• [Challenge]:
Pull out all lines from the listing below in which the word "Interest" appears.

• [Records for this exercise]:

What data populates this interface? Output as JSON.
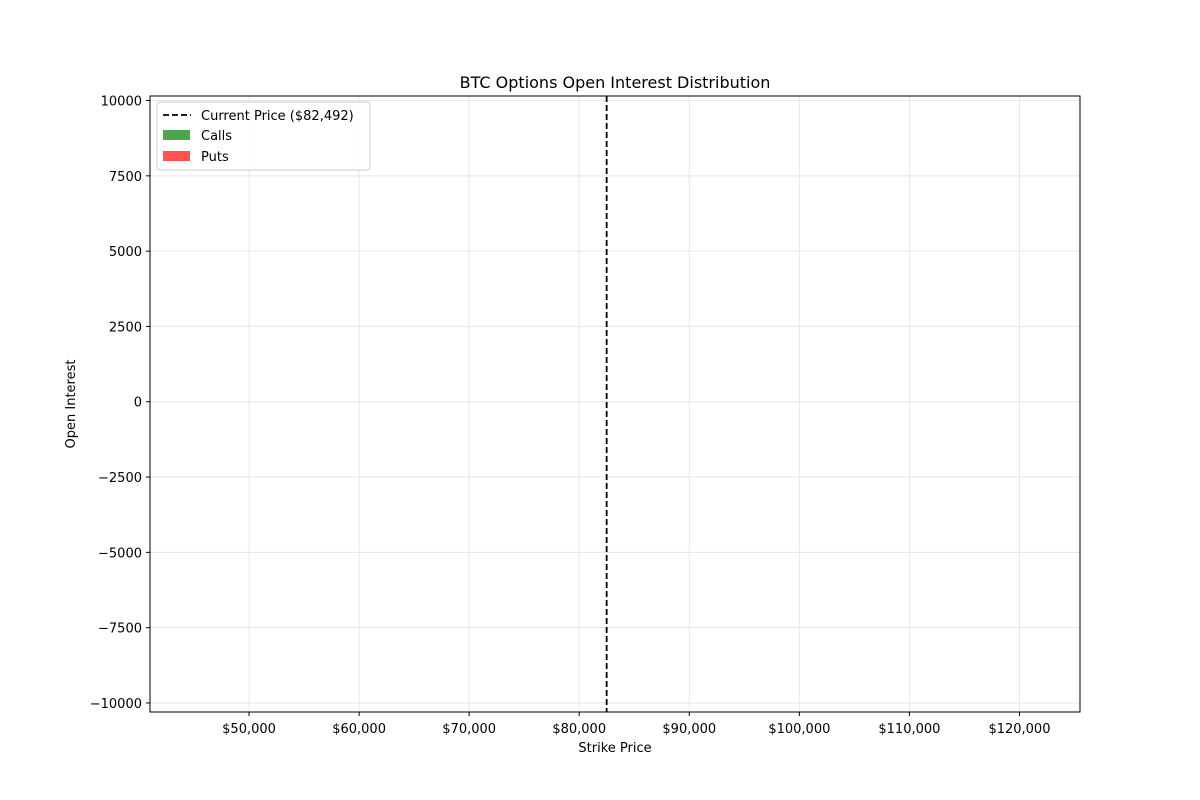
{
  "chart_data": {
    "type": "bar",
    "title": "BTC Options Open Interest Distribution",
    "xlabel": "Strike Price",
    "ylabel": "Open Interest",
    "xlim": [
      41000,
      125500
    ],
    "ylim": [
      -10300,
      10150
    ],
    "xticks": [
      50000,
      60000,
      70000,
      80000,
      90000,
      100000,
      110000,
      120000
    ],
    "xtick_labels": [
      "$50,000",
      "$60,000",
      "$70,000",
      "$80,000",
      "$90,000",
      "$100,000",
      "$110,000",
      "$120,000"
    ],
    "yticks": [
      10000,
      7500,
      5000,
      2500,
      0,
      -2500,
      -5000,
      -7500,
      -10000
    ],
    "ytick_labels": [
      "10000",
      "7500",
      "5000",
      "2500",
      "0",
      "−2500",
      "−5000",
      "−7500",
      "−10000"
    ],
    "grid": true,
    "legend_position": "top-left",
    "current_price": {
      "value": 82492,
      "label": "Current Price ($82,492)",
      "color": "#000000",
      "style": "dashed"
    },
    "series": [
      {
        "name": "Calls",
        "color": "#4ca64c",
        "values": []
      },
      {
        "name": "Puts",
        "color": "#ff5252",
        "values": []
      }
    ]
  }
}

• [The output]:
    "title": "BTC Options Open Interest Distribution",
    "ylabel": "Open Interest",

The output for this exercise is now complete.